_Text extract_
********************

Not to mention you are being a tad judgmental when you insenuate that a father wanting to coach his sons footbal team and improve the overall quality of his son's footbal experience is doing it more for his career than for his son. I tend to believe Snoop loves his son more than that. There are plenty of other things he could do for PR that would fit more with his gangsta rap image.
 
Temujin said:
Life does not imitate art art imitates life. The reality of these artist is that they are people living their lives that create art.
With the logic you've displayed with these comments, I don't now why I respond. Maybe because I like to argue; but maybe because I just can't stand by and let garbage pass for logic.

Its undisputed that people imitate the environment. High fashion designers don't march world-class models down a ramp NOT to make a statement. Automakers don't spend zillions of dollars NOT to make a statement. Interest groups and politicians don't develop slick ad campaigns NOT to make a statement. HNIC didn't hang the bitches at the top of this forum -- NOT to make a statement. Clearly, people are influenced by the shit they hear and see.

If the only game thats important is to make $$$ -- then fuck the community. Let the damn destruction continue. However, if responsibility to the community is ONE OF OUR GOALS, then cut the bullshit. A whole lot of the shit were doing in the name of $$$ is slowly but surely fucking up the fabric of our community. Son, WE are allowing shit to happen to OURS in the name of $$$ that we would have been up in arms about had it been done to US by the white man. What you're saying is, its okay for us, to fuck us. Well, fuck that.

I don't care whether Snoop or any other artist is a rapper or gansta. If the message is fucked up, so are they. And, my brother, its NOT whether mature adults can differentiate between gansta and rapper or trash messages, its that the gotdamn children can't and they're being exposed to the shit at every damn turn. There used to be a notion called: time and place for everything. As it stands, trash invades the time and its every place. I don't want mine (or OURS) to be exposed to a lot of the shit I see. Moreover, its apalling to me that one will put on the public persona damaging to our youth -- and then retreat to another world and enjoy the fruits of corruption ($$$ made from the trash) and say hey, it was all just a game -- when the lives imitating the game, lay wasted.

But the fault does not lie with the artist it lies with us. The consumers of hip-hop have created this environment where we demand that our artists be "real". That the things they rap about represent there real life is an illusion that the consumers have decided to accept. It is false and it is honestly rather childish. The measure of a man is his actions. If Snoop is living his life in a rightous manner by giving back to his community how can we condemn him because we are foolish enough to believe the image he portrays in music is the reality of Snoop as a man.
You're as full of shit as they are!!! The consumers are fucking children, young adults and impressionable minds. The consumers, unfortunately, like and live by fads. The more they are exposed to sex and violence -- the more they act out those images.

********************

_Supplied information_

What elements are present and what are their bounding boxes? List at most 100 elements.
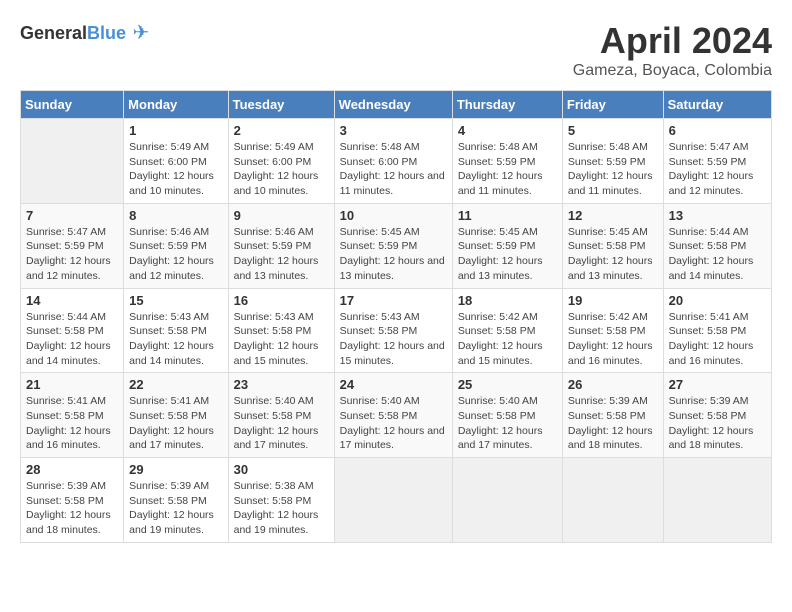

********************

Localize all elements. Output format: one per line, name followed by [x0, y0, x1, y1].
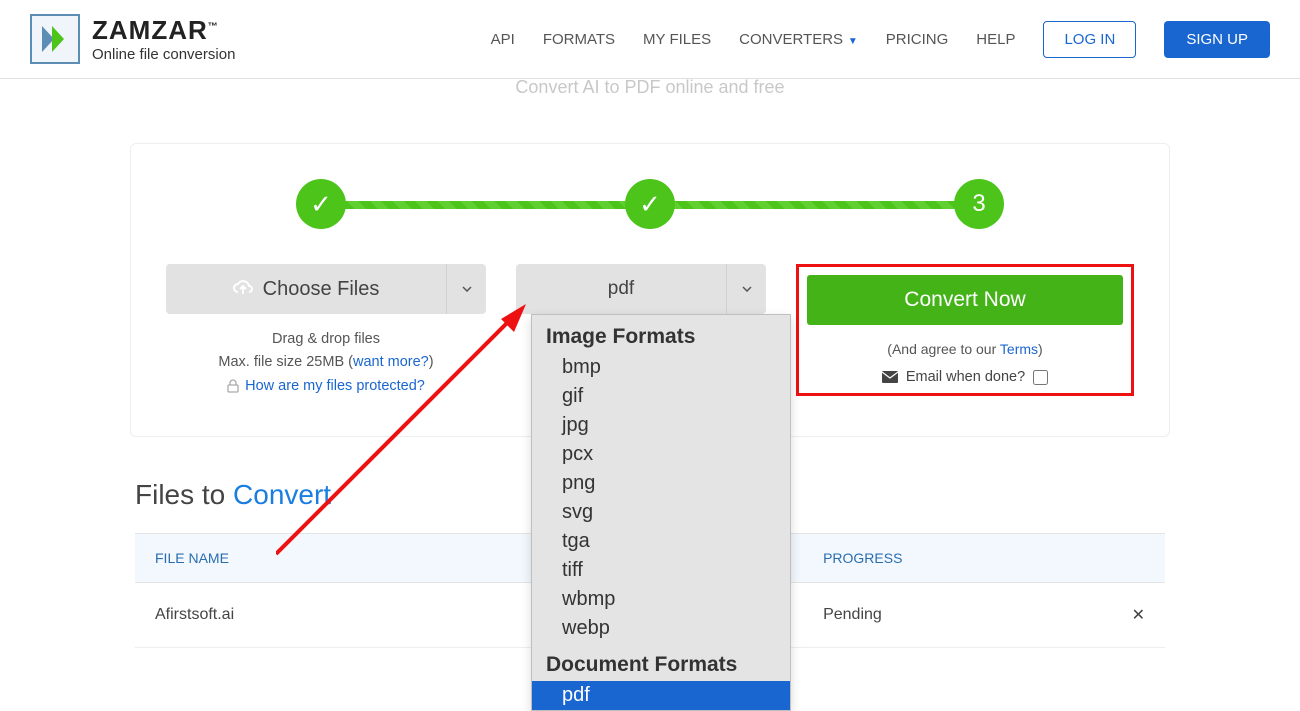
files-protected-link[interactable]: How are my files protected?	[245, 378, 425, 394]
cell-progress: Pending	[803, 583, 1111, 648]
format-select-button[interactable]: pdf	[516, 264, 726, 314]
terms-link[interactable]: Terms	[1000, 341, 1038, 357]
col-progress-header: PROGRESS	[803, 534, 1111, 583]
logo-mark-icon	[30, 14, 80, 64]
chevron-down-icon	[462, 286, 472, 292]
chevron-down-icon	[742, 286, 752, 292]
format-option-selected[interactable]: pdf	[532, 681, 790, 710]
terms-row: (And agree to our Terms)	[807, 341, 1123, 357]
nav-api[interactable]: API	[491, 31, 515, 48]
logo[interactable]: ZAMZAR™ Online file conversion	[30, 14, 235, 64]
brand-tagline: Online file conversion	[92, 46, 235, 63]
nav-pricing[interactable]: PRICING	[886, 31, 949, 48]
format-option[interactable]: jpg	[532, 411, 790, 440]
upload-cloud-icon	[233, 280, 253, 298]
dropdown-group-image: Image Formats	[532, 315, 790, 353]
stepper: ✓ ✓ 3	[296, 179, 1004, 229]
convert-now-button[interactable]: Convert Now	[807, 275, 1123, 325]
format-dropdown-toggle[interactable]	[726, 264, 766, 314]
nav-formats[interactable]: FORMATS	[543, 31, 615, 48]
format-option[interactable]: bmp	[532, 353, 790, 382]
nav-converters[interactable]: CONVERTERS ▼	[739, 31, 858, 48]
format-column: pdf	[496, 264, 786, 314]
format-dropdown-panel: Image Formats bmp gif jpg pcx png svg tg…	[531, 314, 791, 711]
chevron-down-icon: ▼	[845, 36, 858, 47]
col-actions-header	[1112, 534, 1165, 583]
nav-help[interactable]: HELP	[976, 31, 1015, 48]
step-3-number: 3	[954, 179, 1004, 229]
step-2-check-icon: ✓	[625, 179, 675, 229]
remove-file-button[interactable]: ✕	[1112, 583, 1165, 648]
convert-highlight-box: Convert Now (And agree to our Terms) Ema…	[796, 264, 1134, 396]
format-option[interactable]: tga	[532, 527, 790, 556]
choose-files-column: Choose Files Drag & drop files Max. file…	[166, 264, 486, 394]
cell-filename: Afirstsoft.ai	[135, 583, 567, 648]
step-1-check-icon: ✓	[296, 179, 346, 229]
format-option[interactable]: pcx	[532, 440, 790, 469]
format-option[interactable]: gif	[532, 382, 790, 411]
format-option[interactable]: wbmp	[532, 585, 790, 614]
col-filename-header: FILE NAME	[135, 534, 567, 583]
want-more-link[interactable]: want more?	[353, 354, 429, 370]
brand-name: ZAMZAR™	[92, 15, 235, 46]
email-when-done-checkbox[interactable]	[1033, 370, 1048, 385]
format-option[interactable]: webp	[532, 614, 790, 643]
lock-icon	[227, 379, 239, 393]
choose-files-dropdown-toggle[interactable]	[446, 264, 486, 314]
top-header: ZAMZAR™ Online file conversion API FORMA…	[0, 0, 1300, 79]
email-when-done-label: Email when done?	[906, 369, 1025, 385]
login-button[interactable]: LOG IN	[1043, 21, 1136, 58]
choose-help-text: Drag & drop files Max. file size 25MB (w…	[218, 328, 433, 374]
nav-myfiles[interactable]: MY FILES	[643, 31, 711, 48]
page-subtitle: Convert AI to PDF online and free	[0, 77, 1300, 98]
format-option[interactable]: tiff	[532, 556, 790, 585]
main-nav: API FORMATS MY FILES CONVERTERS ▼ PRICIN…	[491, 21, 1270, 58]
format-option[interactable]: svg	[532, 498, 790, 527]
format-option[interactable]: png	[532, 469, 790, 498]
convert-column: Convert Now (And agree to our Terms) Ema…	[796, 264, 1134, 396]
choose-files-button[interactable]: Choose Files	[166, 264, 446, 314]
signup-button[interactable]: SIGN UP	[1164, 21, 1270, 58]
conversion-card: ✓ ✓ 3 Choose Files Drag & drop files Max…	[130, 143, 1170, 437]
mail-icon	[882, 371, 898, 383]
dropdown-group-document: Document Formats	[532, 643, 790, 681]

********************

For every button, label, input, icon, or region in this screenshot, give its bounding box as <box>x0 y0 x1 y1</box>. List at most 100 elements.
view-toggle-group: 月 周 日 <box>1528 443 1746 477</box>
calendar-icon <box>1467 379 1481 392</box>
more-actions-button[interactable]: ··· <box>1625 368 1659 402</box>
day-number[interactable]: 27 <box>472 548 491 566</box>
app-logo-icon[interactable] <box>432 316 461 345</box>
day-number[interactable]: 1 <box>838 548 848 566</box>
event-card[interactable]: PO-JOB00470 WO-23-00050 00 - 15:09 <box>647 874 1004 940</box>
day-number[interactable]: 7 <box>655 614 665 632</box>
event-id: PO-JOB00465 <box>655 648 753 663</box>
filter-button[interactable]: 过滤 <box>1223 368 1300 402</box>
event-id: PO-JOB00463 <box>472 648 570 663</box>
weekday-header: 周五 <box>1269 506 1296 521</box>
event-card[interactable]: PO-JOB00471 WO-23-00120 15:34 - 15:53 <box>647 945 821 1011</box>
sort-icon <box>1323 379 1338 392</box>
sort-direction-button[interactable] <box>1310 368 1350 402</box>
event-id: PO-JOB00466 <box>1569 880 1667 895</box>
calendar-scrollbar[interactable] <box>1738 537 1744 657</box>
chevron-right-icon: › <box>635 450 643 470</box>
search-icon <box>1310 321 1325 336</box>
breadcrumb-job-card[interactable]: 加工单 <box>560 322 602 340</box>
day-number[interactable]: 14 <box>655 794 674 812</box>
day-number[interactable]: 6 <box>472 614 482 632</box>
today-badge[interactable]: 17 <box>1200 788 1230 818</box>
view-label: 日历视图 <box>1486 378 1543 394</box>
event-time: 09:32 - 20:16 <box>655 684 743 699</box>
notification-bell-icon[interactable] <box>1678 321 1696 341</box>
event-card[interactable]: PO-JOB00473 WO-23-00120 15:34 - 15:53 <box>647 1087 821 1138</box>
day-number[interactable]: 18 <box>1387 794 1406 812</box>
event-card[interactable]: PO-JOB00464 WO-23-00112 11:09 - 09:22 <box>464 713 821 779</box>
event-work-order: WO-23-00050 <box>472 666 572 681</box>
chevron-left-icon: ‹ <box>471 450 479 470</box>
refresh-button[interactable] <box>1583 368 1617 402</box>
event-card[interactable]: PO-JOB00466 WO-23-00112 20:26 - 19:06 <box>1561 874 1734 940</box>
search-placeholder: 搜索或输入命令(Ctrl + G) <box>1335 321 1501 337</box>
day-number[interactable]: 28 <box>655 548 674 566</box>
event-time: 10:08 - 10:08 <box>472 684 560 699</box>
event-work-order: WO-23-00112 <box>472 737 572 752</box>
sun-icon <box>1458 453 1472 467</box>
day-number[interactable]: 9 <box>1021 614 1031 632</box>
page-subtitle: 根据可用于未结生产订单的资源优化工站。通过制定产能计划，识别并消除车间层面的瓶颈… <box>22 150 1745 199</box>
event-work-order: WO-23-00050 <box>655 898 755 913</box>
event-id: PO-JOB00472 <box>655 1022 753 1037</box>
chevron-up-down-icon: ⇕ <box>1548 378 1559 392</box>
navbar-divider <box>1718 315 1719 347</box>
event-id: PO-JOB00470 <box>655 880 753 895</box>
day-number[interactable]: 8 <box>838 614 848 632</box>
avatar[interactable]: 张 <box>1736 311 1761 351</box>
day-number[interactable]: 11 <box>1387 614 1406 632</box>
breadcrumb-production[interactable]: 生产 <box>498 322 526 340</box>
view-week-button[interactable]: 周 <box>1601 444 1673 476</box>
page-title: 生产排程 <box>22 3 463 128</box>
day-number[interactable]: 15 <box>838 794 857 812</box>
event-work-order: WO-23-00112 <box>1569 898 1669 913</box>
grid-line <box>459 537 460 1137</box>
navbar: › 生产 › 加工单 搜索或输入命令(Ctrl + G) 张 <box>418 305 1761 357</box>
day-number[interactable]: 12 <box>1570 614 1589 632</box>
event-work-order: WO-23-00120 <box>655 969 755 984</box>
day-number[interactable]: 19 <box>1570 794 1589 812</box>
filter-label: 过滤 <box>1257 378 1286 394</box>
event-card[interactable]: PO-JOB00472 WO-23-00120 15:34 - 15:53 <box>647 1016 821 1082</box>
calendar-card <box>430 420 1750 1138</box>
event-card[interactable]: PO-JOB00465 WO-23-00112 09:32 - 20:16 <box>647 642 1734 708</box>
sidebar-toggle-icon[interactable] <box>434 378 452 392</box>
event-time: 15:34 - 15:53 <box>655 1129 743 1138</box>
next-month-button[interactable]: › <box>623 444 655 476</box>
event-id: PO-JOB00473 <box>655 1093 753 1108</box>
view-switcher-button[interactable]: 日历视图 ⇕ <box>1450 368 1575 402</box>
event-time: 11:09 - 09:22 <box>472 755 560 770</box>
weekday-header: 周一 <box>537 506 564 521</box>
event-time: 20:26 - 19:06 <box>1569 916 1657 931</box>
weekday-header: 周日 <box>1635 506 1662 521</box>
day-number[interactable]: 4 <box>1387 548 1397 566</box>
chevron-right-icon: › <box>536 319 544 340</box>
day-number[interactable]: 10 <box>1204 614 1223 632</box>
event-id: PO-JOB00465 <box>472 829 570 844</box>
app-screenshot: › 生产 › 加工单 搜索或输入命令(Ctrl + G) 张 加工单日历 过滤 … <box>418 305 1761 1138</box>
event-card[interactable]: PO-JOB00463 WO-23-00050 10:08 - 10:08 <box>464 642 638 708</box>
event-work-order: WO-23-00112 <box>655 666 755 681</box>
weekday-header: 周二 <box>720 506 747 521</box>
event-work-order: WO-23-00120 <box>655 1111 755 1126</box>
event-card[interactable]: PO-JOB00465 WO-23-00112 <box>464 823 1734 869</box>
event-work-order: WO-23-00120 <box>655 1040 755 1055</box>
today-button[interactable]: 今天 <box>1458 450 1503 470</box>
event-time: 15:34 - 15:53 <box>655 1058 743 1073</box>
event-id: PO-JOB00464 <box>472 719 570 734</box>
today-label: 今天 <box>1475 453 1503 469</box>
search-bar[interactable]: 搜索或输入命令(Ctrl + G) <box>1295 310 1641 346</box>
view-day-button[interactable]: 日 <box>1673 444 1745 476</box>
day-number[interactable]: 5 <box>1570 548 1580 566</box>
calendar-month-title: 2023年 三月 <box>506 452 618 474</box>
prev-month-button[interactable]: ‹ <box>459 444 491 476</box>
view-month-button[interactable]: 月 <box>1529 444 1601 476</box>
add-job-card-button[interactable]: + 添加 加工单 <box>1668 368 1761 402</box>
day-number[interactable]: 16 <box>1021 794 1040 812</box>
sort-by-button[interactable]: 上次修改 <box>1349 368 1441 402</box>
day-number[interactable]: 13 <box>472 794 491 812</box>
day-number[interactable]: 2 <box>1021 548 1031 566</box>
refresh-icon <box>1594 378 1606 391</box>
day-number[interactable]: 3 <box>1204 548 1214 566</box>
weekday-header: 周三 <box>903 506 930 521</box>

********************

_Goals_
a - In the forum exchange about Snoop, the reply starting "You're as full of shit as they are!!!" rejects the claim that the fault lies with consumers. In one to three sentences, explain the reason that reply gives.
b - Go on with the forum exchange about Snoop from its final sentence.
The listing has no connection to the forum exchange about Snoop.

_Outputs in order_
a - The reply argues that the consumers are children, young adults and impressionable minds who like and live by fads. The more they are exposed to sex and violence, the more they act out those images, so they cannot be blamed for the environment.

b -
Back in the day, there used to be a saying: the white man operates his businesses in the hood and retreats by night to the suburbs with the cash to live the good life. Whats the difference in what you said about Snoop ??? (BTW, this isn't just about Snoop -- its all of them in general). Is it okay Temujin for the Snoops of the world to sell moral destruction to the hood -- and retreat to the good life with the cash ??? Throw a little cash back and say, its all good ??? Can't condemn em cuz they thrown a lil back. Fuck the children.

A lot of shit has consequences. Selling alcohol and guns has consequences a lot more harmful than selling rap music. Rap music does not kill people. Guns drugs and alcohol kill people. The condemning of rap music and rappers is racists.
LMBAO or ... crying MBAO. If they can do it to us -- hell, we can fuck us up too. We're just fucked. Not only that, but since when did it become racist to look out for the shit that is ruining your community ??? That neo-liberalism smacks of intellectual dishonesty.

QueEx
 
QueEx........

I agree with you 100% percent. Since the start of this Gangsta/hoe/Pimp garbage, I have slowly seen our communities go to waste.
 
QueEx said:
With the logic you've displayed with these comments, I don't now why I respond. Maybe because I like to argue; but maybe because I just can't stand by and let garbage pass for logic.

Its undisputed that people imitate the environment. High fashion designers don't march world-class models down a ramp NOT to make a statement. Automakers don't spend zillions of dollars NOT to make a statement. Interest groups and politicians don't develop slick ad campaigns NOT to make a statement. HNIC didn't hang the bitches at the top of this forum -- NOT to make a statement. Clearly, people are influenced by the shit they hear and see.

If the only game thats important is to make $$$ -- then fuck the community. Let the damn destruction continue. However, if responsibility to the community is ONE OF OUR GOALS, then cut the bullshit. A whole lot of the shit were doing in the name of $$$ is slowly but surely fucking up the fabric of our community. Son, WE are allowing shit to happen to OURS in the name of $$$ that we would have been up in arms about had it been done to US by the white man. What you're saying is, its okay for us, to fuck us. Well, fuck that.

I don't care whether Snoop or any other artist is a rapper or gansta. If the message is fucked up, so are they. And, my brother, its NOT whether mature adults can differentiate between gansta and rapper or trash messages, its that the gotdamn children can't and they're being exposed to the shit at every damn turn. There used to be a notion called: time and place for everything. As it stands, trash invades the time and its every place. I don't want mine (or OURS) to be exposed to a lot of the shit I see. Moreover, its apalling to me that one will put on the public persona damaging to our youth -- and then retreat to another world and enjoy the fruits of corruption ($$$ made from the trash) and say hey, it was all just a game -- when the lives imitating the game, lay wasted.


You're as full of shit as they are!!! The consumers are fucking children, young adults and impressionable minds. The consumers, unfortunately, like and live by fads. The more they are exposed to sex and violence -- the more they act out those images.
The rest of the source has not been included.